Task details :: Wherever a line holds the word "Mask", copy that line out.

Records excerpted from a collection ::
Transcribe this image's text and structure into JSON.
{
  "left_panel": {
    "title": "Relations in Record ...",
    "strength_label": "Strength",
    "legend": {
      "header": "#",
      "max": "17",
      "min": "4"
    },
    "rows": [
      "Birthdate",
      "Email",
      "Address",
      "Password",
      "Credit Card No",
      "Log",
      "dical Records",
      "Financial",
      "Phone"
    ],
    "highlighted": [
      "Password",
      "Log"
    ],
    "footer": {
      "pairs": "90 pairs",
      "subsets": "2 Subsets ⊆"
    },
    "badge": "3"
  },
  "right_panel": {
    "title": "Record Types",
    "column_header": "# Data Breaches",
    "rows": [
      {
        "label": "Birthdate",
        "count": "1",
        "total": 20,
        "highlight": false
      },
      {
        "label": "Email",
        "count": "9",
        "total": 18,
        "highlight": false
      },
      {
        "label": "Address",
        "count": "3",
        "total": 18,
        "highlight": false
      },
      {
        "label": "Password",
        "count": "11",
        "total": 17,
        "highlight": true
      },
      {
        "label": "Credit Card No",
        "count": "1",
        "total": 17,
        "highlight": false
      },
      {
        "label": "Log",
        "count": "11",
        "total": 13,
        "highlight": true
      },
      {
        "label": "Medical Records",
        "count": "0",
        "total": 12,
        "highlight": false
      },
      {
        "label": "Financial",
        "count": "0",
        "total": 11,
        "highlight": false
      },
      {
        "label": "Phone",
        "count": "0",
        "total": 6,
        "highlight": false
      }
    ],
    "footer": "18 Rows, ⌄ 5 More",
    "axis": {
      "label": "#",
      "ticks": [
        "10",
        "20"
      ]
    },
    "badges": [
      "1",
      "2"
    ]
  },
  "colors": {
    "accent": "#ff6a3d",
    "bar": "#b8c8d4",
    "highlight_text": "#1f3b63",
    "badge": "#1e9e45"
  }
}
...
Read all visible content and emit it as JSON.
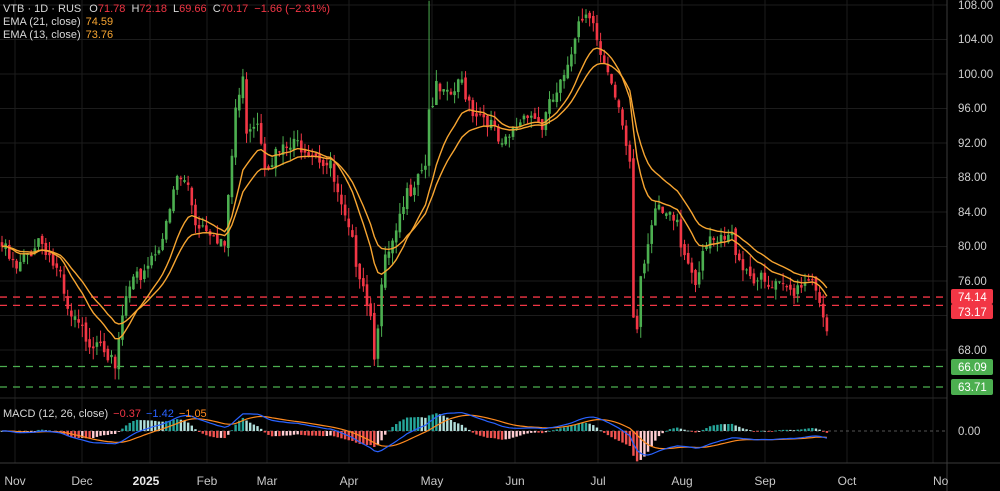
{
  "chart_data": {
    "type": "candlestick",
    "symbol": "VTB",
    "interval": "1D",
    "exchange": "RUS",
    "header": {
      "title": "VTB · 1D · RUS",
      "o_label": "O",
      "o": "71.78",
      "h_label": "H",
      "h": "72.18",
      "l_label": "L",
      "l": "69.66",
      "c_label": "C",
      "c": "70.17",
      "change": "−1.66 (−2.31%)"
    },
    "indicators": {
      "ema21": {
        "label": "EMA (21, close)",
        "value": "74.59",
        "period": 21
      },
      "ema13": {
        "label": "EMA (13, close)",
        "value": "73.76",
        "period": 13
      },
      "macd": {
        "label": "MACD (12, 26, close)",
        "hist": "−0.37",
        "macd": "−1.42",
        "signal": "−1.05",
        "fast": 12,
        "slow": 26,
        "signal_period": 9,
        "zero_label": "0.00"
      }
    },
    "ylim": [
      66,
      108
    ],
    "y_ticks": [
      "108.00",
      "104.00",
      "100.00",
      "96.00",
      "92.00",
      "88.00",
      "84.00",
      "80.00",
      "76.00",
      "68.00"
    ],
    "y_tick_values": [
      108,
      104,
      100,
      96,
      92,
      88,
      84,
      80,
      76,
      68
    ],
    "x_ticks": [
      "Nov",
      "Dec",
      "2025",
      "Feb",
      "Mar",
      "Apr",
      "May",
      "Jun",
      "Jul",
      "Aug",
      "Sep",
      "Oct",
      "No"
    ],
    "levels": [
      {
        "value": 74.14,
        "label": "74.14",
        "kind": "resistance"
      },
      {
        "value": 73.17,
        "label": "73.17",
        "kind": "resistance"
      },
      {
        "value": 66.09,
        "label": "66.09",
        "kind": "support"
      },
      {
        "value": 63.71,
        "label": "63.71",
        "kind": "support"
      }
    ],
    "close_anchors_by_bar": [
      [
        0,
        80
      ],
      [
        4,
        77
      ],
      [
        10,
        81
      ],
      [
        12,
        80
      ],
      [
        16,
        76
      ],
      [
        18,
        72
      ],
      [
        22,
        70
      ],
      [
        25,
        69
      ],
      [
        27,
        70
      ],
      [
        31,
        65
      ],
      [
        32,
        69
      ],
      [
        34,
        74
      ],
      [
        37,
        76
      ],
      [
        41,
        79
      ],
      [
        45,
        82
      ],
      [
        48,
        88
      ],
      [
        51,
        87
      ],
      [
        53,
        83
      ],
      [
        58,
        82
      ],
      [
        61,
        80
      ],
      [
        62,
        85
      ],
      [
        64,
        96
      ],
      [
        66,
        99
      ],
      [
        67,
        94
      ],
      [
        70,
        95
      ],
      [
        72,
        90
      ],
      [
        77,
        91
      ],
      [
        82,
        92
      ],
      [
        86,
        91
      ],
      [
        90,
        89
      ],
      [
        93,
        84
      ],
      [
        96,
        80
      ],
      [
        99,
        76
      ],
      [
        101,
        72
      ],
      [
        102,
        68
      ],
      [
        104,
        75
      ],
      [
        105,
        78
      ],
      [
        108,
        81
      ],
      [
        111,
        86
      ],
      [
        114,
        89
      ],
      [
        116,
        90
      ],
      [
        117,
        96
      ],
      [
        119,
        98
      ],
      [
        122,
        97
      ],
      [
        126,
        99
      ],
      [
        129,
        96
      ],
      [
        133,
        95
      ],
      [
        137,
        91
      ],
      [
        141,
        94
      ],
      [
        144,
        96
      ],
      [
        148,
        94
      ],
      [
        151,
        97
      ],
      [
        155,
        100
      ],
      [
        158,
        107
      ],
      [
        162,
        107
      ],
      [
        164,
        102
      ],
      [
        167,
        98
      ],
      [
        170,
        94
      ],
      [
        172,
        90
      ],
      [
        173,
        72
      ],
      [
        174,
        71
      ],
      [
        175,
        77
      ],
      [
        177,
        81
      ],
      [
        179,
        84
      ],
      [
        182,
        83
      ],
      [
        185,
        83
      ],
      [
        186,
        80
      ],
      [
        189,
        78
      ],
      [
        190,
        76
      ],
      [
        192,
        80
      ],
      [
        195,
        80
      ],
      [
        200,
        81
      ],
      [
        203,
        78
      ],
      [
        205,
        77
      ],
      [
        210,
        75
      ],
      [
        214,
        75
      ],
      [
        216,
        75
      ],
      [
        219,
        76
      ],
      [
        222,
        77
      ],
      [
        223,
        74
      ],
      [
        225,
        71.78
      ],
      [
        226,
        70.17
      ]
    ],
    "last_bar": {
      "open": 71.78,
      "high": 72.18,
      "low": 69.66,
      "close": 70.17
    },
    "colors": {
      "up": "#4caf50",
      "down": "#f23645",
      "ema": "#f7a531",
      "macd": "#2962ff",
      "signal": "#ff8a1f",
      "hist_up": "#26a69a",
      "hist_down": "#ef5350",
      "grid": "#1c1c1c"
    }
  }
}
...
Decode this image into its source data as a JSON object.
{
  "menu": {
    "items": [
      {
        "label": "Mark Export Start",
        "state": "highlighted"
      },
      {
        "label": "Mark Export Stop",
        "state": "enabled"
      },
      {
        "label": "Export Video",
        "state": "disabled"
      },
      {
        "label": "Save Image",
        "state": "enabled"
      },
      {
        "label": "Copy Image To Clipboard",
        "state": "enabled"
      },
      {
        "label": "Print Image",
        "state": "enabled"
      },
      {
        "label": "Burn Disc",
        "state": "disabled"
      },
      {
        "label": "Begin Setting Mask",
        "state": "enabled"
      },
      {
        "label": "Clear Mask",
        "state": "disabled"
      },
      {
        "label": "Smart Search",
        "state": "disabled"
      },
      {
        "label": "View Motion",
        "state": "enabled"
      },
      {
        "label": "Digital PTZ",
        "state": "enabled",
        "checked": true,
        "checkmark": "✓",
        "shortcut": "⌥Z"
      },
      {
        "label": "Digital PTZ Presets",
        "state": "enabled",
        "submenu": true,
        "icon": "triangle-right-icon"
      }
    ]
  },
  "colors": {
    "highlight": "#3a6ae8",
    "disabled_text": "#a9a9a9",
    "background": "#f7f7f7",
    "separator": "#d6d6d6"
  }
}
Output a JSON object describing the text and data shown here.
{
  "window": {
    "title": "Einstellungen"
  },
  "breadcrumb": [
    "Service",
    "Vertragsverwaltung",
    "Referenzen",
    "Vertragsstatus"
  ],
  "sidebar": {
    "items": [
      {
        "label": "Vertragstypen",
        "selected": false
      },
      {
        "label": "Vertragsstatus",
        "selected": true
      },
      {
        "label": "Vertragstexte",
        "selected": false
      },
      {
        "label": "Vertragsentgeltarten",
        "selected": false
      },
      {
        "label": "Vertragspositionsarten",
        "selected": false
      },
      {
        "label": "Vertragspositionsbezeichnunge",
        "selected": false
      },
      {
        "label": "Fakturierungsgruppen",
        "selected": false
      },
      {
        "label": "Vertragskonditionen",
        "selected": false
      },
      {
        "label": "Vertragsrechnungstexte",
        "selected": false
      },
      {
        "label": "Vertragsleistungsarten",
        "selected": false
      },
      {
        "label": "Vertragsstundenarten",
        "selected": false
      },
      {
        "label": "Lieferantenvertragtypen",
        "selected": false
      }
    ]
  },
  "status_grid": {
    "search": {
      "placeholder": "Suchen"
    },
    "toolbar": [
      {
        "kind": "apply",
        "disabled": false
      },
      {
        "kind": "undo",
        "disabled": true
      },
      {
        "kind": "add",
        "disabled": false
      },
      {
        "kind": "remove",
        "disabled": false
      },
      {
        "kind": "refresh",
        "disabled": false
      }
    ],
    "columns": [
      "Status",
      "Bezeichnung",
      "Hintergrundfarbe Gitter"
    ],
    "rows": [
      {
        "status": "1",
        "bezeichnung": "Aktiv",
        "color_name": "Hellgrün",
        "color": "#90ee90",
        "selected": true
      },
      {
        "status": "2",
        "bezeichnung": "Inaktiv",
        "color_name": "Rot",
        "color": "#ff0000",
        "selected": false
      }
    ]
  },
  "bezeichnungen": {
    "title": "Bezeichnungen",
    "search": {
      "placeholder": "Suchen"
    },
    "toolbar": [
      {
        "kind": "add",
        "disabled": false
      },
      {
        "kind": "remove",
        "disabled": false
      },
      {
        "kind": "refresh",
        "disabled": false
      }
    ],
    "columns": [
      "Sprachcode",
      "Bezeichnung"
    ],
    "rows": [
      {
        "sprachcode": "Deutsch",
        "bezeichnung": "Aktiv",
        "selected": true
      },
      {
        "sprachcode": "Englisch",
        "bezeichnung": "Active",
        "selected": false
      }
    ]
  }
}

Result of the task ::
        "label": "Begin Setting Mask",
        "label": "Clear Mask",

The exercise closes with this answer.